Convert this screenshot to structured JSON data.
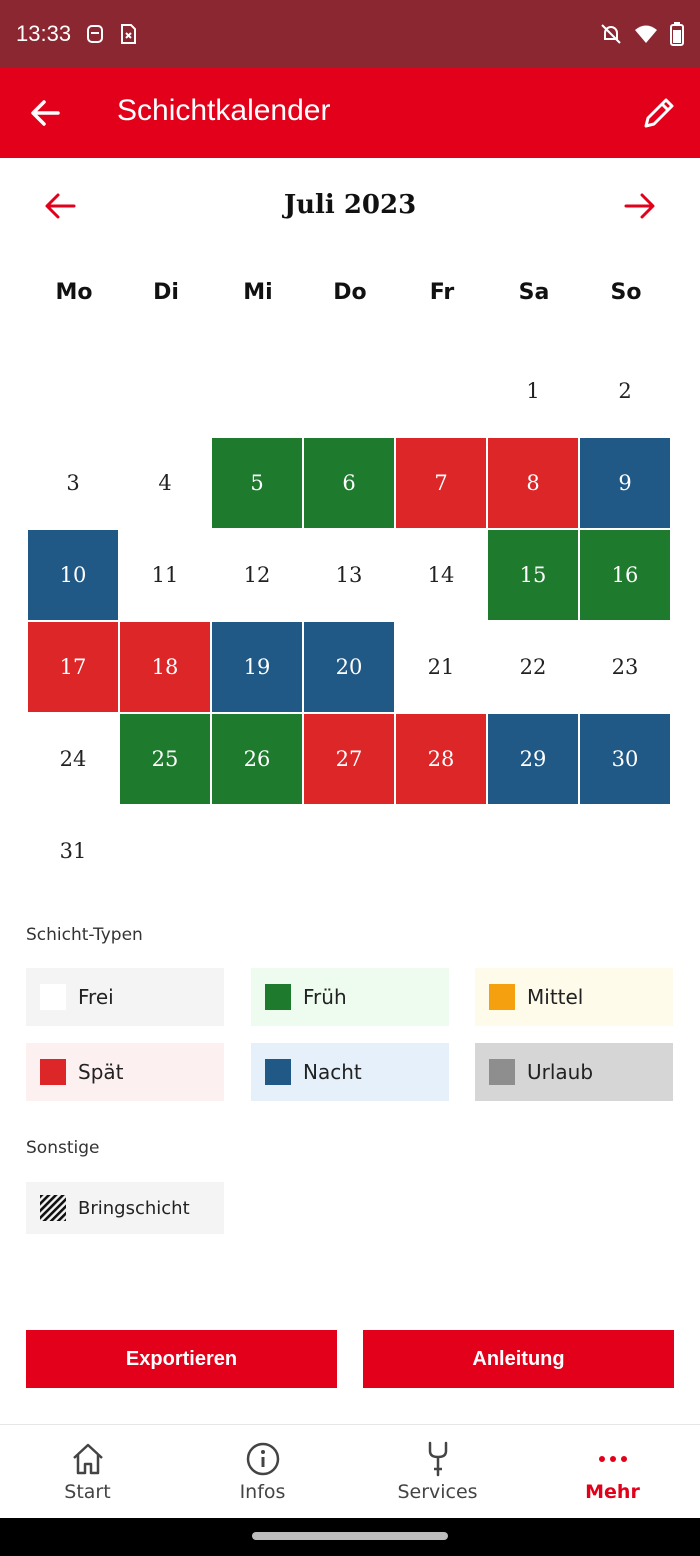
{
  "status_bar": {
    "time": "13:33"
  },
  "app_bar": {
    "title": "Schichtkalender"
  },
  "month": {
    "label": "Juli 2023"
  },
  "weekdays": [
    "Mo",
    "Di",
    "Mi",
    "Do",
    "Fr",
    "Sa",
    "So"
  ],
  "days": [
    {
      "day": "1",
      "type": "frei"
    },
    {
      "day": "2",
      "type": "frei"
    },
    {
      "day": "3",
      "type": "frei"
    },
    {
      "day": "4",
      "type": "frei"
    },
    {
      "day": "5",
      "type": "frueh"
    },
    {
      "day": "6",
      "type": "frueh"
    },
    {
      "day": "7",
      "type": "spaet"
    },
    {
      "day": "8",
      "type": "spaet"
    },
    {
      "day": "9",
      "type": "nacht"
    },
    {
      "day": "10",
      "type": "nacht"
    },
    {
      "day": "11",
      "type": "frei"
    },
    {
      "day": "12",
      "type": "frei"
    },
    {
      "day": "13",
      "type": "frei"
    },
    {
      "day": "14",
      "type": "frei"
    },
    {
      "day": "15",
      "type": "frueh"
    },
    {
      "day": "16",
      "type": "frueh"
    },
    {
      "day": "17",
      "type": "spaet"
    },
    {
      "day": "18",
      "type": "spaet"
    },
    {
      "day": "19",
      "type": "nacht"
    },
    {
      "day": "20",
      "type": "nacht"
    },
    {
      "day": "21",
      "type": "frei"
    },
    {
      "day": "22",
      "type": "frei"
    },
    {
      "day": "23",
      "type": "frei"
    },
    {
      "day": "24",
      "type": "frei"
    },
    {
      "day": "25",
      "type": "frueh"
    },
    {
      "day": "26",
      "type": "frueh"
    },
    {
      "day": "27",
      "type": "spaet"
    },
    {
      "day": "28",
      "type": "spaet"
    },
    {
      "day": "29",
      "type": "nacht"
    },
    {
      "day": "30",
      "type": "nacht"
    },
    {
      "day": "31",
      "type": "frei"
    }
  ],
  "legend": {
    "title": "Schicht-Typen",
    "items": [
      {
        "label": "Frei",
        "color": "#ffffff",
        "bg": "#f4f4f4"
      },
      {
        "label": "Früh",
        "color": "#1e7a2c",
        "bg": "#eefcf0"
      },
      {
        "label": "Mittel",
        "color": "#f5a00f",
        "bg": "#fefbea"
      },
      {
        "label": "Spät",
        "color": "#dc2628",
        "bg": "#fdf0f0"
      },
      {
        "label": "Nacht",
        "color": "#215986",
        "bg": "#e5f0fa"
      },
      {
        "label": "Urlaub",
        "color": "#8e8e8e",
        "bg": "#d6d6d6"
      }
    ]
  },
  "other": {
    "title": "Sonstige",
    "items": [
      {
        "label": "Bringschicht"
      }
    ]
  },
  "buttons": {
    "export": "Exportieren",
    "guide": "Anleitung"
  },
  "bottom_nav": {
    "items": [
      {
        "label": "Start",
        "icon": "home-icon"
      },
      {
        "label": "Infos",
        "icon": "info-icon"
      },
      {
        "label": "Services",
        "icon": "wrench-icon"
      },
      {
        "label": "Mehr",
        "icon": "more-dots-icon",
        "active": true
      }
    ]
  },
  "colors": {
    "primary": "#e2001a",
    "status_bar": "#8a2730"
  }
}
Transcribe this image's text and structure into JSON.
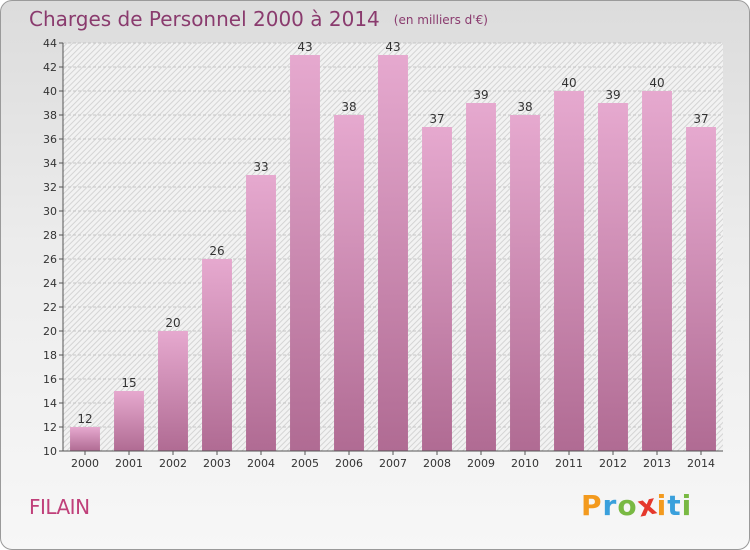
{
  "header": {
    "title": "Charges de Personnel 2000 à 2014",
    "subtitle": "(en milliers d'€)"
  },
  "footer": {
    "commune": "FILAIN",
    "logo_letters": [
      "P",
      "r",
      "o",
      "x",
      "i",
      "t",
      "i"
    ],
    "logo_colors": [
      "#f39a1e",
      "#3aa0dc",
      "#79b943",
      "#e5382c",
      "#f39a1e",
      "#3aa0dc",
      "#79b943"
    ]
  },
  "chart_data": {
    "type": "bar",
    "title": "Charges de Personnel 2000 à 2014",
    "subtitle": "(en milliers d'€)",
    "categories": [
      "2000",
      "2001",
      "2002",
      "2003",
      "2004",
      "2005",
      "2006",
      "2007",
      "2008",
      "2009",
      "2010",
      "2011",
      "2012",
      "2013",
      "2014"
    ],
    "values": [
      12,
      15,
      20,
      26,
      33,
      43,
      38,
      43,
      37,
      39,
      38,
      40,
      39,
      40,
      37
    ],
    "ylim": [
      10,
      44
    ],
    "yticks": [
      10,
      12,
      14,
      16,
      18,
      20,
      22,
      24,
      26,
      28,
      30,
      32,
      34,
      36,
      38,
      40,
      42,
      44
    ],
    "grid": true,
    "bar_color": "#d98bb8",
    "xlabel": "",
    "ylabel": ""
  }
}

Objective = Pictures don't belong in the copy. Transcribe every record exactly as it appears.

Solution to this task =
Convert this screenshot to structured JSON data.
{
  "status_bar": {
    "time": "13:33"
  },
  "app_bar": {
    "title": "Schichtkalender"
  },
  "month": {
    "label": "Juli 2023"
  },
  "weekdays": [
    "Mo",
    "Di",
    "Mi",
    "Do",
    "Fr",
    "Sa",
    "So"
  ],
  "days": [
    {
      "day": "1",
      "type": "frei"
    },
    {
      "day": "2",
      "type": "frei"
    },
    {
      "day": "3",
      "type": "frei"
    },
    {
      "day": "4",
      "type": "frei"
    },
    {
      "day": "5",
      "type": "frueh"
    },
    {
      "day": "6",
      "type": "frueh"
    },
    {
      "day": "7",
      "type": "spaet"
    },
    {
      "day": "8",
      "type": "spaet"
    },
    {
      "day": "9",
      "type": "nacht"
    },
    {
      "day": "10",
      "type": "nacht"
    },
    {
      "day": "11",
      "type": "frei"
    },
    {
      "day": "12",
      "type": "frei"
    },
    {
      "day": "13",
      "type": "frei"
    },
    {
      "day": "14",
      "type": "frei"
    },
    {
      "day": "15",
      "type": "frueh"
    },
    {
      "day": "16",
      "type": "frueh"
    },
    {
      "day": "17",
      "type": "spaet"
    },
    {
      "day": "18",
      "type": "spaet"
    },
    {
      "day": "19",
      "type": "nacht"
    },
    {
      "day": "20",
      "type": "nacht"
    },
    {
      "day": "21",
      "type": "frei"
    },
    {
      "day": "22",
      "type": "frei"
    },
    {
      "day": "23",
      "type": "frei"
    },
    {
      "day": "24",
      "type": "frei"
    },
    {
      "day": "25",
      "type": "frueh"
    },
    {
      "day": "26",
      "type": "frueh"
    },
    {
      "day": "27",
      "type": "spaet"
    },
    {
      "day": "28",
      "type": "spaet"
    },
    {
      "day": "29",
      "type": "nacht"
    },
    {
      "day": "30",
      "type": "nacht"
    },
    {
      "day": "31",
      "type": "frei"
    }
  ],
  "legend": {
    "title": "Schicht-Typen",
    "items": [
      {
        "label": "Frei",
        "color": "#ffffff",
        "bg": "#f4f4f4"
      },
      {
        "label": "Früh",
        "color": "#1e7a2c",
        "bg": "#eefcf0"
      },
      {
        "label": "Mittel",
        "color": "#f5a00f",
        "bg": "#fefbea"
      },
      {
        "label": "Spät",
        "color": "#dc2628",
        "bg": "#fdf0f0"
      },
      {
        "label": "Nacht",
        "color": "#215986",
        "bg": "#e5f0fa"
      },
      {
        "label": "Urlaub",
        "color": "#8e8e8e",
        "bg": "#d6d6d6"
      }
    ]
  },
  "other": {
    "title": "Sonstige",
    "items": [
      {
        "label": "Bringschicht"
      }
    ]
  },
  "buttons": {
    "export": "Exportieren",
    "guide": "Anleitung"
  },
  "bottom_nav": {
    "items": [
      {
        "label": "Start",
        "icon": "home-icon"
      },
      {
        "label": "Infos",
        "icon": "info-icon"
      },
      {
        "label": "Services",
        "icon": "wrench-icon"
      },
      {
        "label": "Mehr",
        "icon": "more-dots-icon",
        "active": true
      }
    ]
  },
  "colors": {
    "primary": "#e2001a",
    "status_bar": "#8a2730"
  }
}
Transcribe this image's text and structure into JSON.
{
  "header": {
    "title": "Charges de Personnel 2000 à 2014",
    "subtitle": "(en milliers d'€)"
  },
  "footer": {
    "commune": "FILAIN",
    "logo_letters": [
      "P",
      "r",
      "o",
      "x",
      "i",
      "t",
      "i"
    ],
    "logo_colors": [
      "#f39a1e",
      "#3aa0dc",
      "#79b943",
      "#e5382c",
      "#f39a1e",
      "#3aa0dc",
      "#79b943"
    ]
  },
  "chart_data": {
    "type": "bar",
    "title": "Charges de Personnel 2000 à 2014",
    "subtitle": "(en milliers d'€)",
    "categories": [
      "2000",
      "2001",
      "2002",
      "2003",
      "2004",
      "2005",
      "2006",
      "2007",
      "2008",
      "2009",
      "2010",
      "2011",
      "2012",
      "2013",
      "2014"
    ],
    "values": [
      12,
      15,
      20,
      26,
      33,
      43,
      38,
      43,
      37,
      39,
      38,
      40,
      39,
      40,
      37
    ],
    "ylim": [
      10,
      44
    ],
    "yticks": [
      10,
      12,
      14,
      16,
      18,
      20,
      22,
      24,
      26,
      28,
      30,
      32,
      34,
      36,
      38,
      40,
      42,
      44
    ],
    "grid": true,
    "bar_color": "#d98bb8",
    "xlabel": "",
    "ylabel": ""
  }
}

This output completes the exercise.